Write out the material exactly, with the pictures left out.
---
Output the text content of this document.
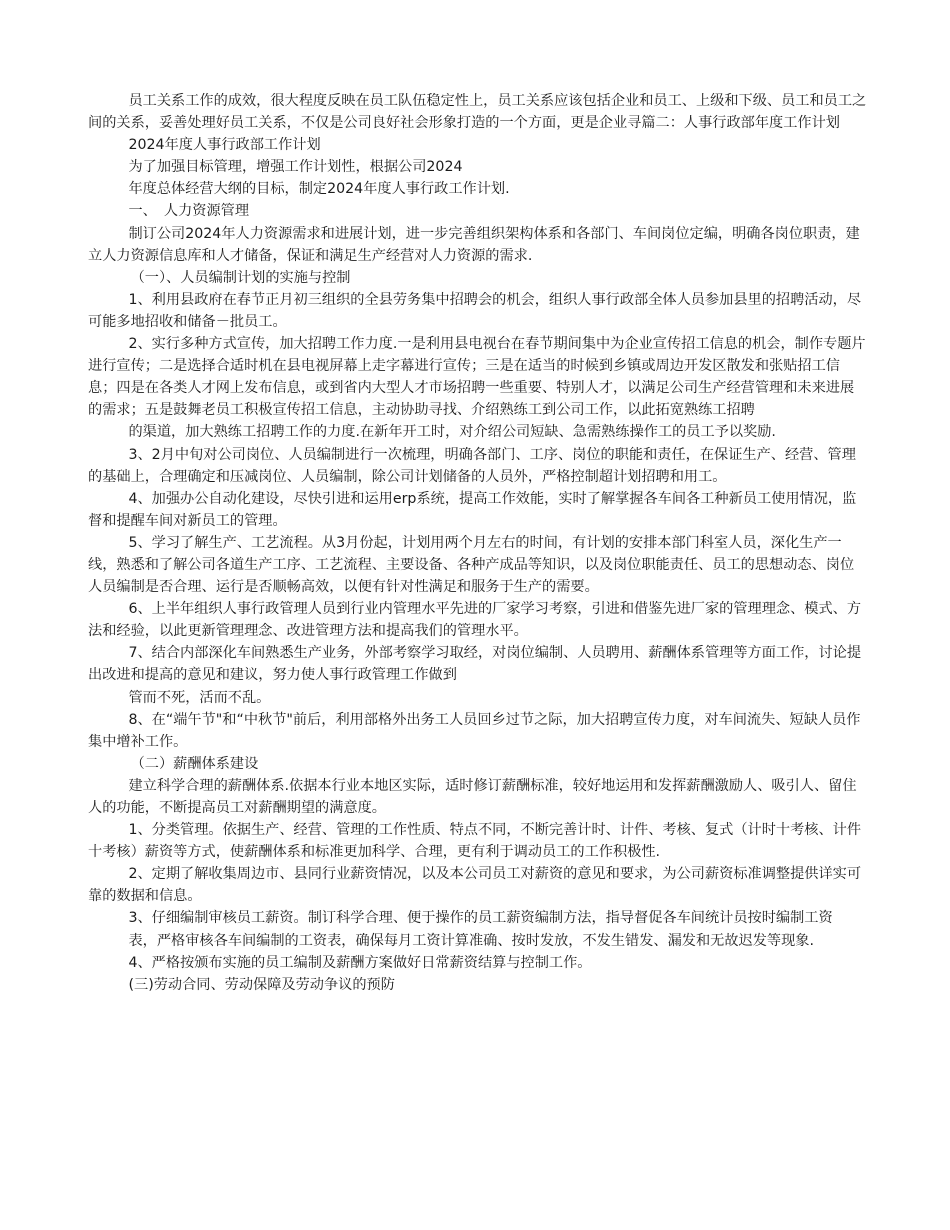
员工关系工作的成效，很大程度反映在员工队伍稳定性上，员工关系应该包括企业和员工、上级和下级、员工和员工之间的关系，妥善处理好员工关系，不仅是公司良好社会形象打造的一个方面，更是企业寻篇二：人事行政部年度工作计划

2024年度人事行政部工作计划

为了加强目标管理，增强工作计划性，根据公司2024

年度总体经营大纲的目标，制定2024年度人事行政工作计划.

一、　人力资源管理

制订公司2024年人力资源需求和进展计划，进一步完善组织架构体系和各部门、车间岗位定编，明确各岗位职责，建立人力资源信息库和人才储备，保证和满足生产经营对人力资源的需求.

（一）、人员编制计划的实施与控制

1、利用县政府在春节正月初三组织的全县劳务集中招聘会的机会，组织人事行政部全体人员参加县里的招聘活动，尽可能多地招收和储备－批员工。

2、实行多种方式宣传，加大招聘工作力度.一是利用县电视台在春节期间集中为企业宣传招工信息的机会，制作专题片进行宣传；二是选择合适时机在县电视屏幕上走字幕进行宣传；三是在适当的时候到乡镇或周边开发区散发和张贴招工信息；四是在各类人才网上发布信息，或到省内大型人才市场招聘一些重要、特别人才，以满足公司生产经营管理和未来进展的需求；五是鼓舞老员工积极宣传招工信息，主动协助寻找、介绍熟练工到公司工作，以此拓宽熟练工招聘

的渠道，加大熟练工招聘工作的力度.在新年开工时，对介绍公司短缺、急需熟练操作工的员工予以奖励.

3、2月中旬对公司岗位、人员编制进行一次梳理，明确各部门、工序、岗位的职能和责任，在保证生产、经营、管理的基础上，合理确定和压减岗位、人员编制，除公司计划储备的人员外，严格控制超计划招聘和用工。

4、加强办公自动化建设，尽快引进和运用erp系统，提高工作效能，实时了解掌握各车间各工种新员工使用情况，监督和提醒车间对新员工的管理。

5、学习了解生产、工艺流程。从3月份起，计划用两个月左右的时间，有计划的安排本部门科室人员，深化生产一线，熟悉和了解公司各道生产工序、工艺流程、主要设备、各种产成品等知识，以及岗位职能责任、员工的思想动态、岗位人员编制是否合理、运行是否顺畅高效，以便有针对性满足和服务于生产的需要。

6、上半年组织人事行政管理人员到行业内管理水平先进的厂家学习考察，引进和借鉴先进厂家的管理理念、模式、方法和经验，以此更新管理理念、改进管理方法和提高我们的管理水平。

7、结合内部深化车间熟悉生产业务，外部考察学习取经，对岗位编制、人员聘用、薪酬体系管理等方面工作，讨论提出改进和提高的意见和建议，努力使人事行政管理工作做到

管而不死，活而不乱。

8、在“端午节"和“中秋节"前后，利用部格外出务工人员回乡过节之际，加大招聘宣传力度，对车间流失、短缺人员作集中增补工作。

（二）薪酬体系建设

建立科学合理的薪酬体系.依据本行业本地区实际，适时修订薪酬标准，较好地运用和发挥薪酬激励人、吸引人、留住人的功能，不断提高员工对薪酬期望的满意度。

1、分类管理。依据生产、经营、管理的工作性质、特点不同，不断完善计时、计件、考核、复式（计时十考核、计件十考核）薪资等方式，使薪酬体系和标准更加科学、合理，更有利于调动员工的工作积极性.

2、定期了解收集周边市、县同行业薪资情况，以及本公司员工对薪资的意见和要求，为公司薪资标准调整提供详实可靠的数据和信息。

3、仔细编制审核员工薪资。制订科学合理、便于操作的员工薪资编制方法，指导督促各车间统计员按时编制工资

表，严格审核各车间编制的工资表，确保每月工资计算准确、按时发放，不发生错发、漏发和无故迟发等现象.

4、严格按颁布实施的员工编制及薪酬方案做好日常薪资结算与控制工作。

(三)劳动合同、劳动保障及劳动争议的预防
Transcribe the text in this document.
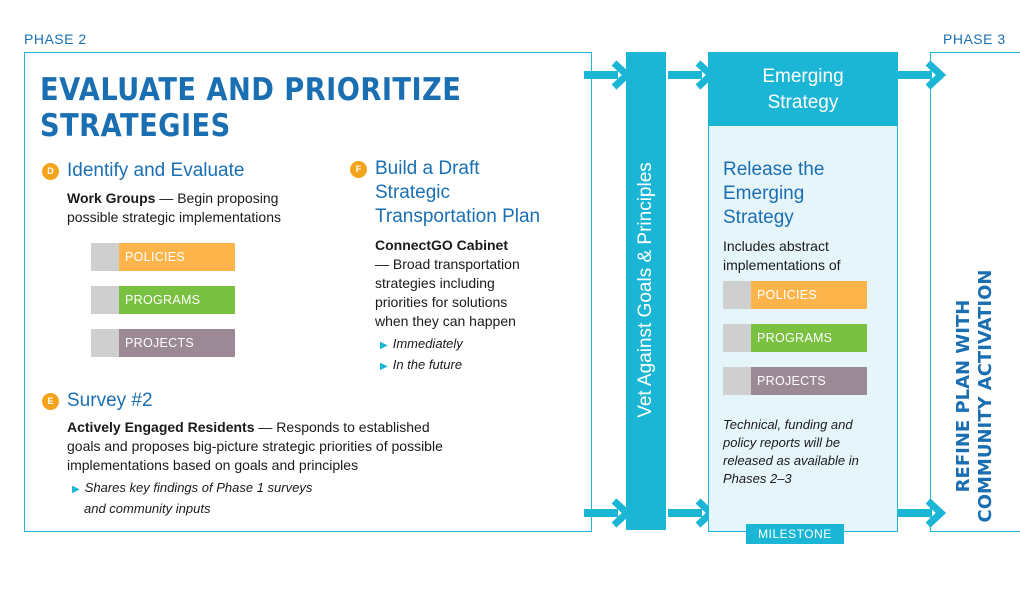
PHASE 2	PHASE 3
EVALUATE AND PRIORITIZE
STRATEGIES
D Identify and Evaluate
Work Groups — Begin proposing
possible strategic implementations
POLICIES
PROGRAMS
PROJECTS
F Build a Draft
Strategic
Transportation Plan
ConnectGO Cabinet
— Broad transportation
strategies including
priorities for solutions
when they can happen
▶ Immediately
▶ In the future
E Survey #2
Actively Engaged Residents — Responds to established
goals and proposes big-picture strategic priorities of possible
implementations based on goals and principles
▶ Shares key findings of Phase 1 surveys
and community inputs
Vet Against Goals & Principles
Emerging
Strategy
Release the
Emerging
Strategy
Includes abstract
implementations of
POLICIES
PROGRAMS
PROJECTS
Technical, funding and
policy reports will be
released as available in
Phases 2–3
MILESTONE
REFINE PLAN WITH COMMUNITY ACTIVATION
---
# RESULT FOR THIS TASK:
Output the text content of this document.
员工关系工作的成效，很大程度反映在员工队伍稳定性上，员工关系应该包括企业和员工、上级和下级、员工和员工之间的关系，妥善处理好员工关系，不仅是公司良好社会形象打造的一个方面，更是企业寻篇二：人事行政部年度工作计划

2024年度人事行政部工作计划

为了加强目标管理，增强工作计划性，根据公司2024

年度总体经营大纲的目标，制定2024年度人事行政工作计划.

一、　人力资源管理

制订公司2024年人力资源需求和进展计划，进一步完善组织架构体系和各部门、车间岗位定编，明确各岗位职责，建立人力资源信息库和人才储备，保证和满足生产经营对人力资源的需求.

（一）、人员编制计划的实施与控制

1、利用县政府在春节正月初三组织的全县劳务集中招聘会的机会，组织人事行政部全体人员参加县里的招聘活动，尽可能多地招收和储备－批员工。

2、实行多种方式宣传，加大招聘工作力度.一是利用县电视台在春节期间集中为企业宣传招工信息的机会，制作专题片进行宣传；二是选择合适时机在县电视屏幕上走字幕进行宣传；三是在适当的时候到乡镇或周边开发区散发和张贴招工信息；四是在各类人才网上发布信息，或到省内大型人才市场招聘一些重要、特别人才，以满足公司生产经营管理和未来进展的需求；五是鼓舞老员工积极宣传招工信息，主动协助寻找、介绍熟练工到公司工作，以此拓宽熟练工招聘

的渠道，加大熟练工招聘工作的力度.在新年开工时，对介绍公司短缺、急需熟练操作工的员工予以奖励.

3、2月中旬对公司岗位、人员编制进行一次梳理，明确各部门、工序、岗位的职能和责任，在保证生产、经营、管理的基础上，合理确定和压减岗位、人员编制，除公司计划储备的人员外，严格控制超计划招聘和用工。

4、加强办公自动化建设，尽快引进和运用erp系统，提高工作效能，实时了解掌握各车间各工种新员工使用情况，监督和提醒车间对新员工的管理。

5、学习了解生产、工艺流程。从3月份起，计划用两个月左右的时间，有计划的安排本部门科室人员，深化生产一线，熟悉和了解公司各道生产工序、工艺流程、主要设备、各种产成品等知识，以及岗位职能责任、员工的思想动态、岗位人员编制是否合理、运行是否顺畅高效，以便有针对性满足和服务于生产的需要。

6、上半年组织人事行政管理人员到行业内管理水平先进的厂家学习考察，引进和借鉴先进厂家的管理理念、模式、方法和经验，以此更新管理理念、改进管理方法和提高我们的管理水平。

7、结合内部深化车间熟悉生产业务，外部考察学习取经，对岗位编制、人员聘用、薪酬体系管理等方面工作，讨论提出改进和提高的意见和建议，努力使人事行政管理工作做到

管而不死，活而不乱。

8、在“端午节"和“中秋节"前后，利用部格外出务工人员回乡过节之际，加大招聘宣传力度，对车间流失、短缺人员作集中增补工作。

（二）薪酬体系建设

建立科学合理的薪酬体系.依据本行业本地区实际，适时修订薪酬标准，较好地运用和发挥薪酬激励人、吸引人、留住人的功能，不断提高员工对薪酬期望的满意度。

1、分类管理。依据生产、经营、管理的工作性质、特点不同，不断完善计时、计件、考核、复式（计时十考核、计件十考核）薪资等方式，使薪酬体系和标准更加科学、合理，更有利于调动员工的工作积极性.

2、定期了解收集周边市、县同行业薪资情况，以及本公司员工对薪资的意见和要求，为公司薪资标准调整提供详实可靠的数据和信息。

3、仔细编制审核员工薪资。制订科学合理、便于操作的员工薪资编制方法，指导督促各车间统计员按时编制工资

表，严格审核各车间编制的工资表，确保每月工资计算准确、按时发放，不发生错发、漏发和无故迟发等现象.

4、严格按颁布实施的员工编制及薪酬方案做好日常薪资结算与控制工作。

(三)劳动合同、劳动保障及劳动争议的预防
Transcribe the text in this document.
PHASE 2	PHASE 3
EVALUATE AND PRIORITIZE
STRATEGIES
D Identify and Evaluate
Work Groups — Begin proposing
possible strategic implementations
POLICIES
PROGRAMS
PROJECTS
F Build a Draft
Strategic
Transportation Plan
ConnectGO Cabinet
— Broad transportation
strategies including
priorities for solutions
when they can happen
▶ Immediately
▶ In the future
E Survey #2
Actively Engaged Residents — Responds to established
goals and proposes big-picture strategic priorities of possible
implementations based on goals and principles
▶ Shares key findings of Phase 1 surveys
and community inputs
Vet Against Goals & Principles
Emerging
Strategy
Release the
Emerging
Strategy
Includes abstract
implementations of
POLICIES
PROGRAMS
PROJECTS
Technical, funding and
policy reports will be
released as available in
Phases 2–3
MILESTONE
REFINE PLAN WITH COMMUNITY ACTIVATION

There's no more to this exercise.